• Work to be completed
Omit the pictures, please, and give each record below again exactly.

• Given records

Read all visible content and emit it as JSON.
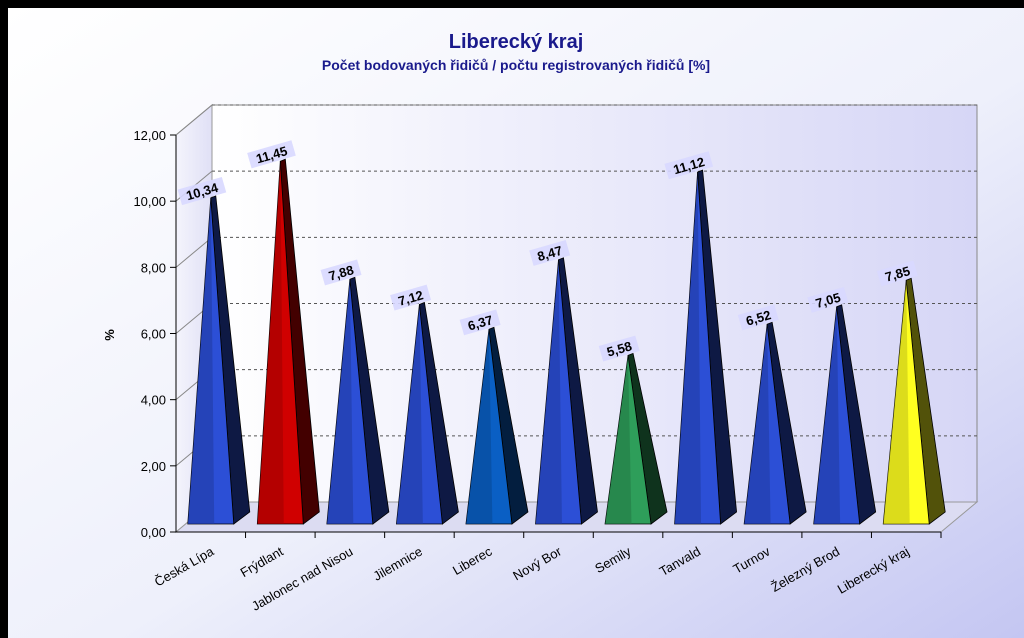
{
  "chart_data": {
    "type": "bar",
    "title": "Liberecký kraj",
    "subtitle": "Počet bodovaných řidičů / počtu registrovaných řidičů [%]",
    "ylabel": "%",
    "xlabel": "",
    "ylim": [
      0,
      12
    ],
    "yticks": [
      "0,00",
      "2,00",
      "4,00",
      "6,00",
      "8,00",
      "10,00",
      "12,00"
    ],
    "grid": true,
    "categories": [
      "Česká Lípa",
      "Frýdlant",
      "Jablonec nad Nisou",
      "Jilemnice",
      "Liberec",
      "Nový Bor",
      "Semily",
      "Tanvald",
      "Turnov",
      "Železný Brod",
      "Liberecký kraj"
    ],
    "values": [
      10.34,
      11.45,
      7.88,
      7.12,
      6.37,
      8.47,
      5.58,
      11.12,
      6.52,
      7.05,
      7.85
    ],
    "value_labels": [
      "10,34",
      "11,45",
      "7,88",
      "7,12",
      "6,37",
      "8,47",
      "5,58",
      "11,12",
      "6,52",
      "7,05",
      "7,85"
    ],
    "bar_colors": [
      "#2c4fd6",
      "#d00000",
      "#2c4fd6",
      "#2c4fd6",
      "#0a5fc4",
      "#2c4fd6",
      "#2e9e5a",
      "#2c4fd6",
      "#2c4fd6",
      "#2c4fd6",
      "#ffff20"
    ],
    "colors": {
      "background_light": "#ffffff",
      "background_dark": "#c8c8f4",
      "title": "#1a1a8c",
      "gridline": "#555555",
      "label_box": "#d8d8ff"
    }
  }
}
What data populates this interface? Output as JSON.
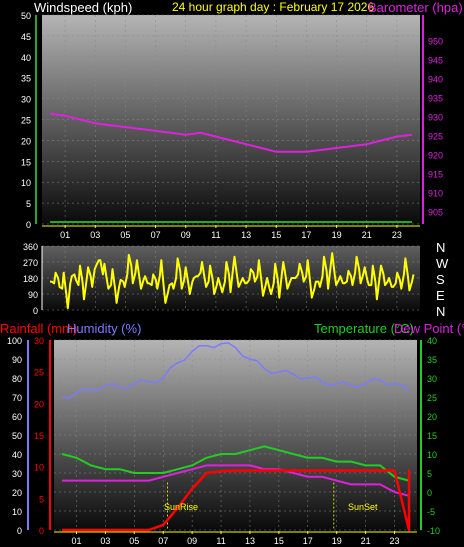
{
  "header": {
    "title": "24 hour graph day : February 17 2026",
    "left_label": "Windspeed (kph)",
    "right_label": "Barometer (hpa)"
  },
  "time_ticks": [
    "01",
    "03",
    "05",
    "07",
    "09",
    "11",
    "13",
    "15",
    "17",
    "19",
    "21",
    "23"
  ],
  "colors": {
    "wind": "#22aa22",
    "barometer": "#dd22dd",
    "direction": "#ffff00",
    "rain": "#ff0000",
    "humidity": "#7b7bff",
    "temperature": "#22cc22",
    "dewpoint": "#dd22dd",
    "title": "#ffff00",
    "axis": "#ffffff"
  },
  "chart_data": [
    {
      "type": "line",
      "x": [
        0,
        1,
        2,
        3,
        4,
        5,
        6,
        7,
        8,
        9,
        10,
        11,
        12,
        13,
        14,
        15,
        16,
        17,
        18,
        19,
        20,
        21,
        22,
        23,
        24
      ],
      "series": [
        {
          "name": "Windspeed (kph)",
          "axis": "left",
          "values": [
            0,
            0,
            0,
            0,
            0,
            0,
            0,
            0,
            0,
            0,
            0,
            0,
            0,
            0,
            0,
            0,
            0,
            0,
            0,
            0,
            0,
            0,
            0,
            0,
            0
          ]
        },
        {
          "name": "Barometer (hpa)",
          "axis": "right",
          "values": [
            931,
            930.5,
            929.5,
            928.5,
            928,
            927.5,
            927,
            926.5,
            926,
            925.5,
            926,
            925,
            924,
            923,
            922,
            921,
            921,
            921,
            921.5,
            922,
            922.5,
            923,
            924,
            925,
            925.5
          ]
        }
      ],
      "left_ylim": [
        0,
        50
      ],
      "left_yticks": [
        "0",
        "5",
        "10",
        "15",
        "20",
        "25",
        "30",
        "35",
        "40",
        "45",
        "50"
      ],
      "right_ylim": [
        902,
        957
      ],
      "right_yticks": [
        "905",
        "910",
        "915",
        "920",
        "925",
        "930",
        "935",
        "940",
        "945",
        "950"
      ]
    },
    {
      "type": "line",
      "series": [
        {
          "name": "Wind direction",
          "values": [
            160,
            150,
            180,
            120,
            90,
            150,
            200,
            140,
            160,
            170,
            190,
            230,
            280,
            200,
            170,
            140,
            120,
            130,
            160,
            200,
            250,
            210,
            180,
            170,
            150,
            140,
            170,
            190,
            120,
            100,
            150,
            180,
            220,
            170,
            150,
            160,
            190,
            210,
            180,
            160,
            170,
            140,
            130,
            160,
            200,
            230,
            190,
            160,
            150,
            170,
            210,
            190,
            160,
            140,
            120,
            150,
            170,
            200,
            180,
            160,
            180,
            200,
            210,
            190,
            150,
            120,
            160,
            190,
            220,
            250,
            200,
            170,
            150,
            160,
            190,
            210,
            230,
            200,
            170,
            140,
            160,
            180,
            200,
            160,
            130,
            150,
            170,
            200,
            190,
            160
          ]
        }
      ],
      "ylim": [
        0,
        360
      ],
      "yticks": [
        "0",
        "90",
        "180",
        "270",
        "360"
      ],
      "right_labels": [
        "N",
        "W",
        "S",
        "E",
        "N"
      ]
    },
    {
      "type": "line",
      "x": [
        0,
        1,
        2,
        3,
        4,
        5,
        6,
        7,
        8,
        9,
        10,
        11,
        12,
        13,
        14,
        15,
        16,
        17,
        18,
        19,
        20,
        21,
        22,
        23,
        24
      ],
      "series": [
        {
          "name": "Rainfall (mm)",
          "axis": "rain",
          "values": [
            0,
            0,
            0,
            0,
            0,
            0,
            0,
            0.8,
            3.5,
            6.5,
            9,
            9.3,
            9.4,
            9.4,
            9.4,
            9.4,
            9.4,
            9.4,
            9.4,
            9.4,
            9.4,
            9.4,
            9.4,
            9.4,
            0
          ]
        },
        {
          "name": "Humidity (%)",
          "axis": "humidity",
          "values": [
            70,
            72,
            74,
            76,
            75,
            77,
            78,
            80,
            88,
            94,
            97,
            98,
            96,
            90,
            85,
            83,
            82,
            80,
            78,
            77,
            76,
            77,
            79,
            77,
            73
          ]
        },
        {
          "name": "Temperature (°C)",
          "axis": "temp",
          "values": [
            10,
            9,
            7,
            6,
            6,
            5,
            5,
            5,
            6,
            7,
            9,
            10,
            10,
            11,
            12,
            11,
            10,
            9,
            9,
            8,
            8,
            7,
            7,
            4,
            3
          ]
        },
        {
          "name": "Dew Point (°C)",
          "axis": "temp",
          "values": [
            3,
            3,
            3,
            3,
            3,
            3,
            3,
            4,
            5,
            6,
            7,
            7,
            7,
            7,
            6,
            6,
            5,
            4,
            4,
            3,
            2,
            2,
            2,
            0,
            -1
          ]
        }
      ],
      "rain_ylim": [
        0,
        30
      ],
      "rain_yticks": [
        "0",
        "5",
        "10",
        "15",
        "20",
        "25",
        "30"
      ],
      "humidity_ylim": [
        0,
        100
      ],
      "humidity_yticks": [
        "0",
        "10",
        "20",
        "30",
        "40",
        "50",
        "60",
        "70",
        "80",
        "90",
        "100"
      ],
      "temp_ylim": [
        -10,
        40
      ],
      "temp_yticks": [
        "-10",
        "-5",
        "0",
        "5",
        "10",
        "15",
        "20",
        "25",
        "30",
        "35",
        "40"
      ],
      "labels": {
        "rain": "Rainfall (mm)",
        "humidity": "Humidity (%)",
        "temp": "Temperature (°C)",
        "dewpoint": "Dew Point (°C)",
        "sunrise": "SunRise",
        "sunset": "SunSet"
      },
      "sunrise_hour": 7.3,
      "sunset_hour": 18.8
    }
  ]
}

• Answer to the problem
Read all visible content and emit it as JSON.
{
  "chart_data": {
    "type": "bar",
    "title": "Liberecký kraj",
    "subtitle": "Počet bodovaných řidičů / počtu registrovaných řidičů [%]",
    "ylabel": "%",
    "xlabel": "",
    "ylim": [
      0,
      12
    ],
    "yticks": [
      "0,00",
      "2,00",
      "4,00",
      "6,00",
      "8,00",
      "10,00",
      "12,00"
    ],
    "grid": true,
    "categories": [
      "Česká Lípa",
      "Frýdlant",
      "Jablonec nad Nisou",
      "Jilemnice",
      "Liberec",
      "Nový Bor",
      "Semily",
      "Tanvald",
      "Turnov",
      "Železný Brod",
      "Liberecký kraj"
    ],
    "values": [
      10.34,
      11.45,
      7.88,
      7.12,
      6.37,
      8.47,
      5.58,
      11.12,
      6.52,
      7.05,
      7.85
    ],
    "value_labels": [
      "10,34",
      "11,45",
      "7,88",
      "7,12",
      "6,37",
      "8,47",
      "5,58",
      "11,12",
      "6,52",
      "7,05",
      "7,85"
    ],
    "bar_colors": [
      "#2c4fd6",
      "#d00000",
      "#2c4fd6",
      "#2c4fd6",
      "#0a5fc4",
      "#2c4fd6",
      "#2e9e5a",
      "#2c4fd6",
      "#2c4fd6",
      "#2c4fd6",
      "#ffff20"
    ],
    "colors": {
      "background_light": "#ffffff",
      "background_dark": "#c8c8f4",
      "title": "#1a1a8c",
      "gridline": "#555555",
      "label_box": "#d8d8ff"
    }
  }
}
What data populates this interface? Output as JSON.
{
  "header": {
    "title": "24 hour graph day : February 17 2026",
    "left_label": "Windspeed (kph)",
    "right_label": "Barometer (hpa)"
  },
  "time_ticks": [
    "01",
    "03",
    "05",
    "07",
    "09",
    "11",
    "13",
    "15",
    "17",
    "19",
    "21",
    "23"
  ],
  "colors": {
    "wind": "#22aa22",
    "barometer": "#dd22dd",
    "direction": "#ffff00",
    "rain": "#ff0000",
    "humidity": "#7b7bff",
    "temperature": "#22cc22",
    "dewpoint": "#dd22dd",
    "title": "#ffff00",
    "axis": "#ffffff"
  },
  "chart_data": [
    {
      "type": "line",
      "x": [
        0,
        1,
        2,
        3,
        4,
        5,
        6,
        7,
        8,
        9,
        10,
        11,
        12,
        13,
        14,
        15,
        16,
        17,
        18,
        19,
        20,
        21,
        22,
        23,
        24
      ],
      "series": [
        {
          "name": "Windspeed (kph)",
          "axis": "left",
          "values": [
            0,
            0,
            0,
            0,
            0,
            0,
            0,
            0,
            0,
            0,
            0,
            0,
            0,
            0,
            0,
            0,
            0,
            0,
            0,
            0,
            0,
            0,
            0,
            0,
            0
          ]
        },
        {
          "name": "Barometer (hpa)",
          "axis": "right",
          "values": [
            931,
            930.5,
            929.5,
            928.5,
            928,
            927.5,
            927,
            926.5,
            926,
            925.5,
            926,
            925,
            924,
            923,
            922,
            921,
            921,
            921,
            921.5,
            922,
            922.5,
            923,
            924,
            925,
            925.5
          ]
        }
      ],
      "left_ylim": [
        0,
        50
      ],
      "left_yticks": [
        "0",
        "5",
        "10",
        "15",
        "20",
        "25",
        "30",
        "35",
        "40",
        "45",
        "50"
      ],
      "right_ylim": [
        902,
        957
      ],
      "right_yticks": [
        "905",
        "910",
        "915",
        "920",
        "925",
        "930",
        "935",
        "940",
        "945",
        "950"
      ]
    },
    {
      "type": "line",
      "series": [
        {
          "name": "Wind direction",
          "values": [
            160,
            150,
            180,
            120,
            90,
            150,
            200,
            140,
            160,
            170,
            190,
            230,
            280,
            200,
            170,
            140,
            120,
            130,
            160,
            200,
            250,
            210,
            180,
            170,
            150,
            140,
            170,
            190,
            120,
            100,
            150,
            180,
            220,
            170,
            150,
            160,
            190,
            210,
            180,
            160,
            170,
            140,
            130,
            160,
            200,
            230,
            190,
            160,
            150,
            170,
            210,
            190,
            160,
            140,
            120,
            150,
            170,
            200,
            180,
            160,
            180,
            200,
            210,
            190,
            150,
            120,
            160,
            190,
            220,
            250,
            200,
            170,
            150,
            160,
            190,
            210,
            230,
            200,
            170,
            140,
            160,
            180,
            200,
            160,
            130,
            150,
            170,
            200,
            190,
            160
          ]
        }
      ],
      "ylim": [
        0,
        360
      ],
      "yticks": [
        "0",
        "90",
        "180",
        "270",
        "360"
      ],
      "right_labels": [
        "N",
        "W",
        "S",
        "E",
        "N"
      ]
    },
    {
      "type": "line",
      "x": [
        0,
        1,
        2,
        3,
        4,
        5,
        6,
        7,
        8,
        9,
        10,
        11,
        12,
        13,
        14,
        15,
        16,
        17,
        18,
        19,
        20,
        21,
        22,
        23,
        24
      ],
      "series": [
        {
          "name": "Rainfall (mm)",
          "axis": "rain",
          "values": [
            0,
            0,
            0,
            0,
            0,
            0,
            0,
            0.8,
            3.5,
            6.5,
            9,
            9.3,
            9.4,
            9.4,
            9.4,
            9.4,
            9.4,
            9.4,
            9.4,
            9.4,
            9.4,
            9.4,
            9.4,
            9.4,
            0
          ]
        },
        {
          "name": "Humidity (%)",
          "axis": "humidity",
          "values": [
            70,
            72,
            74,
            76,
            75,
            77,
            78,
            80,
            88,
            94,
            97,
            98,
            96,
            90,
            85,
            83,
            82,
            80,
            78,
            77,
            76,
            77,
            79,
            77,
            73
          ]
        },
        {
          "name": "Temperature (°C)",
          "axis": "temp",
          "values": [
            10,
            9,
            7,
            6,
            6,
            5,
            5,
            5,
            6,
            7,
            9,
            10,
            10,
            11,
            12,
            11,
            10,
            9,
            9,
            8,
            8,
            7,
            7,
            4,
            3
          ]
        },
        {
          "name": "Dew Point (°C)",
          "axis": "temp",
          "values": [
            3,
            3,
            3,
            3,
            3,
            3,
            3,
            4,
            5,
            6,
            7,
            7,
            7,
            7,
            6,
            6,
            5,
            4,
            4,
            3,
            2,
            2,
            2,
            0,
            -1
          ]
        }
      ],
      "rain_ylim": [
        0,
        30
      ],
      "rain_yticks": [
        "0",
        "5",
        "10",
        "15",
        "20",
        "25",
        "30"
      ],
      "humidity_ylim": [
        0,
        100
      ],
      "humidity_yticks": [
        "0",
        "10",
        "20",
        "30",
        "40",
        "50",
        "60",
        "70",
        "80",
        "90",
        "100"
      ],
      "temp_ylim": [
        -10,
        40
      ],
      "temp_yticks": [
        "-10",
        "-5",
        "0",
        "5",
        "10",
        "15",
        "20",
        "25",
        "30",
        "35",
        "40"
      ],
      "labels": {
        "rain": "Rainfall (mm)",
        "humidity": "Humidity (%)",
        "temp": "Temperature (°C)",
        "dewpoint": "Dew Point (°C)",
        "sunrise": "SunRise",
        "sunset": "SunSet"
      },
      "sunrise_hour": 7.3,
      "sunset_hour": 18.8
    }
  ]
}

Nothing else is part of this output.